→ LISTED ENTRIES
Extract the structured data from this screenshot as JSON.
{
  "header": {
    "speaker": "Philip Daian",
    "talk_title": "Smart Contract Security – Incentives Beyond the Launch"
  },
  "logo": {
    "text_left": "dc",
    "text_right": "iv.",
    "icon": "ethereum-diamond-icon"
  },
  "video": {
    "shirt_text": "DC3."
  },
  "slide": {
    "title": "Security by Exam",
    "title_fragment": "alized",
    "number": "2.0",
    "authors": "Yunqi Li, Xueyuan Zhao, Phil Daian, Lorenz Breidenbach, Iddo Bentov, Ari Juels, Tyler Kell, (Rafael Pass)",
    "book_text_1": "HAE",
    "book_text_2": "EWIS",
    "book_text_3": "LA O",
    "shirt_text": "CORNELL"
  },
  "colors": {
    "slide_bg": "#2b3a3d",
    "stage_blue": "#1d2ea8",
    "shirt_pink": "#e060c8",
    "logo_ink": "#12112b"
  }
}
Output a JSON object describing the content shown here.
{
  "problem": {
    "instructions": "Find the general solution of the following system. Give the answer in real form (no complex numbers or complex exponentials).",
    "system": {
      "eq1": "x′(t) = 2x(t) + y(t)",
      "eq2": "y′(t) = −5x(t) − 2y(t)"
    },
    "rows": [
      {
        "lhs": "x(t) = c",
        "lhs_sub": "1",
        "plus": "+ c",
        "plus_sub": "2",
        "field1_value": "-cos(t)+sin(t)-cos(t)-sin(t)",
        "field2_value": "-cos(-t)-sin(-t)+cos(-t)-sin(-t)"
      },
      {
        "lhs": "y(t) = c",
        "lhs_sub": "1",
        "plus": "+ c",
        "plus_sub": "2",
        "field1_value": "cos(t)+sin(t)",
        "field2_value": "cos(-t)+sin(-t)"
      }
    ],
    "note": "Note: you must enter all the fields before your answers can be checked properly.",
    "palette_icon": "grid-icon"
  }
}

→ DIRECTION
For the string "system", count the lines of the entries above that include it; answer with the number only.

→ ANSWER FOR THIS EXERCISE
2